- Directive -
Identify every line containing the word "title" and reproduce each one.

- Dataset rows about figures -

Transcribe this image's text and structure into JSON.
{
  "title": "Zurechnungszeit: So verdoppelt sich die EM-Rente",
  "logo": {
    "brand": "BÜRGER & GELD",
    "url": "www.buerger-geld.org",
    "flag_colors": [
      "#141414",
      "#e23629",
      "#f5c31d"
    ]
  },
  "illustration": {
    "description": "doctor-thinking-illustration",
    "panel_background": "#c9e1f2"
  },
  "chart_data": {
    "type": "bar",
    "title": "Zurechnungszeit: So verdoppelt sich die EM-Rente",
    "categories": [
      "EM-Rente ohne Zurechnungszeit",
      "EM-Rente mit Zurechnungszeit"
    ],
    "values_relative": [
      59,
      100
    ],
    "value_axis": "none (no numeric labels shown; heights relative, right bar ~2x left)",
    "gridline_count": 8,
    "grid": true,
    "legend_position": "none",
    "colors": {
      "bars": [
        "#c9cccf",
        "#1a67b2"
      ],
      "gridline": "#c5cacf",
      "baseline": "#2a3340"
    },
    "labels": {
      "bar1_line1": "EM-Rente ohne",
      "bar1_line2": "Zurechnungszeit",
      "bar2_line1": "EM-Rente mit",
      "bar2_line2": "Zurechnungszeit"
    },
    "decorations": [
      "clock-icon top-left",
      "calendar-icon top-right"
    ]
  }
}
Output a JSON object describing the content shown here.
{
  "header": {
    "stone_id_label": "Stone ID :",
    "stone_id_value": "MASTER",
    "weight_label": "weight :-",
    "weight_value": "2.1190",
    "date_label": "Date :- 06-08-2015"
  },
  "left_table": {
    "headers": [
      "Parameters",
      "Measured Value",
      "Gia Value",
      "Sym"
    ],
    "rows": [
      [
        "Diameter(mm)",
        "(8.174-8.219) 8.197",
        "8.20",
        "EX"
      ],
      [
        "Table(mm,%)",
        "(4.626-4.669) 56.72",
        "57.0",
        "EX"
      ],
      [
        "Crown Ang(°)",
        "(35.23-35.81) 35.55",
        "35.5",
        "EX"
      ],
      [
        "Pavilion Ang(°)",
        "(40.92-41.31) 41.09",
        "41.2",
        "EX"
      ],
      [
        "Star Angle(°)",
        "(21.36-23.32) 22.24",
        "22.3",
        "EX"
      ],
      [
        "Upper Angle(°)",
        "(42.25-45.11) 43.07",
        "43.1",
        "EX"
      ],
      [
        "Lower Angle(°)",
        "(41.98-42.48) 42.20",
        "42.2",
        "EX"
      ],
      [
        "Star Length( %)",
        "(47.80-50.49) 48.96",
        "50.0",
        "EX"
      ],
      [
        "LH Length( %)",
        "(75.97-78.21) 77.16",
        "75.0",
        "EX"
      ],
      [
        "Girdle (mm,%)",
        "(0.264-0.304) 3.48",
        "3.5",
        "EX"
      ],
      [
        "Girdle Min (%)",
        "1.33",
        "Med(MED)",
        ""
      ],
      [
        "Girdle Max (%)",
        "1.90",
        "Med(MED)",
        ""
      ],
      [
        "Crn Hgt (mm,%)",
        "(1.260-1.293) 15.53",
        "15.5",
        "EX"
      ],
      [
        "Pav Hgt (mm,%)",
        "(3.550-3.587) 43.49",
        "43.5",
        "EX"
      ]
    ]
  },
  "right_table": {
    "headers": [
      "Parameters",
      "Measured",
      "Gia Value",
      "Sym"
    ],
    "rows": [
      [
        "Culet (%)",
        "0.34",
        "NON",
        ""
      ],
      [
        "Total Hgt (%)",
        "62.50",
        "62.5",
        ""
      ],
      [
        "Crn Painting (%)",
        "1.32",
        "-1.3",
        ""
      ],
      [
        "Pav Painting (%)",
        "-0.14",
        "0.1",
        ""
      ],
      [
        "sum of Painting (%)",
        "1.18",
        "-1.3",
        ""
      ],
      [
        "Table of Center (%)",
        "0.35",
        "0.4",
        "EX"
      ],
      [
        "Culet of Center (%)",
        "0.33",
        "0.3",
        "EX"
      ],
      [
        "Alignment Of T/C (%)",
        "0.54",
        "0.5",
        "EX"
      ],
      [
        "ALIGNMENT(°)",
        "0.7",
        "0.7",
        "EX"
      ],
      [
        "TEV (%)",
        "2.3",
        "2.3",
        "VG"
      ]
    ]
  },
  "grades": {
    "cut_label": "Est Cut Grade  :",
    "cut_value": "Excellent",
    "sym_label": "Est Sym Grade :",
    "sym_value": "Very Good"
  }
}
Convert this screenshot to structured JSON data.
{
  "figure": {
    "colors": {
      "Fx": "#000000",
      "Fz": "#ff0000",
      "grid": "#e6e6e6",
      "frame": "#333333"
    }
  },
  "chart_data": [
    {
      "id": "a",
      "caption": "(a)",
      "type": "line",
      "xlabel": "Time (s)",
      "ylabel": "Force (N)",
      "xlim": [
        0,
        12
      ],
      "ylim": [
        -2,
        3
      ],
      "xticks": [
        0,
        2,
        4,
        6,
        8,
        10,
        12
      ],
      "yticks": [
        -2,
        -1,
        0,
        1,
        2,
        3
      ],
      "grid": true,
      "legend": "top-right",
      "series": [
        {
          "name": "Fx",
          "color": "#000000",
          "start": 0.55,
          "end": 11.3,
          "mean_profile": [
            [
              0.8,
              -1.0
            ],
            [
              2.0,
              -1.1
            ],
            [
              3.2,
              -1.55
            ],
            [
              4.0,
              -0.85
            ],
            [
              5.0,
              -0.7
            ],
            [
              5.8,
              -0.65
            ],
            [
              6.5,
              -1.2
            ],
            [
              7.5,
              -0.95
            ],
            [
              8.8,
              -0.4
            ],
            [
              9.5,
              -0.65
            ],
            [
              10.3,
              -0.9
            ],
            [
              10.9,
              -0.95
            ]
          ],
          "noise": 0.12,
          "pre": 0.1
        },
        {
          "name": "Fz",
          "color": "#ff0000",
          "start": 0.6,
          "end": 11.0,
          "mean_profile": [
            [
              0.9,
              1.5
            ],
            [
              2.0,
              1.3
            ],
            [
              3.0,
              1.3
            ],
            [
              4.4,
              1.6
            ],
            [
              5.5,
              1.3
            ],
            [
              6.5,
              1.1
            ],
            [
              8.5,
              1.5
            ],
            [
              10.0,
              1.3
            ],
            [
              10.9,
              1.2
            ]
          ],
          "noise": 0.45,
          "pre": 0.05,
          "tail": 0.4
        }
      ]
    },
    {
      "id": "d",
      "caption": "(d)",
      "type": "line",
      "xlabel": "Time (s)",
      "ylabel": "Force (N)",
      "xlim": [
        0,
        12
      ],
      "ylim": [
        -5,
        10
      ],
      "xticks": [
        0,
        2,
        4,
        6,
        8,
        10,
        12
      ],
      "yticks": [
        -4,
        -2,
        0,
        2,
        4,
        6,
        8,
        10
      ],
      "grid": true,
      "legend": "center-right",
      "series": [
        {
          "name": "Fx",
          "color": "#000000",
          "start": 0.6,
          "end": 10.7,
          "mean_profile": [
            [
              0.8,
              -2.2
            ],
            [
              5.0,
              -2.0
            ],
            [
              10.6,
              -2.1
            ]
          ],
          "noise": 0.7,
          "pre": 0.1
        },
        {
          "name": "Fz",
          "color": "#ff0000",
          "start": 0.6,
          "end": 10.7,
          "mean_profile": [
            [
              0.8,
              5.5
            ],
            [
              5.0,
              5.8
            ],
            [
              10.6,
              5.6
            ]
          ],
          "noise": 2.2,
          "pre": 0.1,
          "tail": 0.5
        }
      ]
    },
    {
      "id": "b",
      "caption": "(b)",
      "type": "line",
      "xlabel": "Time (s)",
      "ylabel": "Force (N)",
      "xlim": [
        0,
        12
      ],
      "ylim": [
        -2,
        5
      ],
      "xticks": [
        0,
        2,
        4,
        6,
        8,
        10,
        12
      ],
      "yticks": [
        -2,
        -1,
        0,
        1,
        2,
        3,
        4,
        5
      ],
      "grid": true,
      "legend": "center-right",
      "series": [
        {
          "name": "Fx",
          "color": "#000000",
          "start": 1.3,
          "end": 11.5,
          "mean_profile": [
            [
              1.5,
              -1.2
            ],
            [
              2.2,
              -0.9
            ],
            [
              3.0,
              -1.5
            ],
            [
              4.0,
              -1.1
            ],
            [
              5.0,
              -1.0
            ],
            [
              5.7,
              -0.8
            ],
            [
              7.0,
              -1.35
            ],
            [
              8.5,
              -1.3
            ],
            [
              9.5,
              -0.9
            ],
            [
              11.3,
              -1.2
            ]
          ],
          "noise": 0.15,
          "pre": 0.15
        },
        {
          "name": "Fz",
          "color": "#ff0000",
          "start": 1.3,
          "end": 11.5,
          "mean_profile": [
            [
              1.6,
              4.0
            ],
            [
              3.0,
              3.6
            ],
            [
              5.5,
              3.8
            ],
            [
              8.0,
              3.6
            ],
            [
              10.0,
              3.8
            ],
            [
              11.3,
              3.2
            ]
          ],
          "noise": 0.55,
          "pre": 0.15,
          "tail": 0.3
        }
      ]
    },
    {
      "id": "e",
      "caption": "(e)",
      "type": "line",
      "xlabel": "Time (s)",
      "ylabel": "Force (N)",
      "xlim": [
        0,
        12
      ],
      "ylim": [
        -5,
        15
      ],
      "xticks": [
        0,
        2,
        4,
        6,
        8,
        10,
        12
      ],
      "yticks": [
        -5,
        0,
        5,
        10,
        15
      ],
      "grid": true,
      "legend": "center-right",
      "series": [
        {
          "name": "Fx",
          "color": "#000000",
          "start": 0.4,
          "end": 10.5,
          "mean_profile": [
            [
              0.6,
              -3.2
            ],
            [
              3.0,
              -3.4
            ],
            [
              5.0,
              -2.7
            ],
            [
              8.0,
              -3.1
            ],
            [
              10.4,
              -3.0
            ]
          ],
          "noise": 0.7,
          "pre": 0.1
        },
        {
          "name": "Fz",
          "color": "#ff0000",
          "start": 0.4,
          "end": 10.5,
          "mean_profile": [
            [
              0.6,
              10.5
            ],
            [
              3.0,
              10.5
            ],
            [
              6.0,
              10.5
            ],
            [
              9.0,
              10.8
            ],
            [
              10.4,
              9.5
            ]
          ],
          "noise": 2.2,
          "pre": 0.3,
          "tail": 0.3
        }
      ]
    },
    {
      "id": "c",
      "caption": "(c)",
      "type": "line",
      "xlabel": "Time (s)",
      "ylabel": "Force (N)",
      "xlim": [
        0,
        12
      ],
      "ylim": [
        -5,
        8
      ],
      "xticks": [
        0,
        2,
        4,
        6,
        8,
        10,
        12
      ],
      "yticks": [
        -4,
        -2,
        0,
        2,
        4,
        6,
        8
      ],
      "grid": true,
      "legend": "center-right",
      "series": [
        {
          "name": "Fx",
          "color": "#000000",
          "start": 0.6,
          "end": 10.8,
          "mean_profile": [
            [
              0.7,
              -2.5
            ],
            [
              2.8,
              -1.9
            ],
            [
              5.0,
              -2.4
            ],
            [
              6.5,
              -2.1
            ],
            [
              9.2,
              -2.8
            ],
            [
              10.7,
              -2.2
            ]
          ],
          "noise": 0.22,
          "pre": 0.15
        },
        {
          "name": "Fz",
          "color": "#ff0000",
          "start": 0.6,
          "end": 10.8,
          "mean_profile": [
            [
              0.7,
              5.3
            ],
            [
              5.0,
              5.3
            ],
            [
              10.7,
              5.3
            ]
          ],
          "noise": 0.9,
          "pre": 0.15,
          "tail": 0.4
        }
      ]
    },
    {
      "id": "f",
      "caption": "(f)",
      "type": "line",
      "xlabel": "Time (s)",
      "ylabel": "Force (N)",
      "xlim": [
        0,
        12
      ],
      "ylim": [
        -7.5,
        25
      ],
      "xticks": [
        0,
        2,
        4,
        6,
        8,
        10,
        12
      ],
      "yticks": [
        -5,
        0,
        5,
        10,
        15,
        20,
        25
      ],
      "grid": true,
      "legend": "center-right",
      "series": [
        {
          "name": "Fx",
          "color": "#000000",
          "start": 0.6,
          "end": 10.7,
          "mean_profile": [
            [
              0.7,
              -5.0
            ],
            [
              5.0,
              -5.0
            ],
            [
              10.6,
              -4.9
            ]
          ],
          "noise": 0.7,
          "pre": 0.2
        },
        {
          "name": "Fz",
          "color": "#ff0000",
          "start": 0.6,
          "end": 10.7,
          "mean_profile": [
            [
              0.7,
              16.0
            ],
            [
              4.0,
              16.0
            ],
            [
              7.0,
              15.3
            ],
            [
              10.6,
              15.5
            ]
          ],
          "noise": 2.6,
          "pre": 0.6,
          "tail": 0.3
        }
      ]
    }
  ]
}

- Output of the task -
  "title": "Zurechnungszeit: So verdoppelt sich die EM-Rente",
    "title": "Zurechnungszeit: So verdoppelt sich die EM-Rente",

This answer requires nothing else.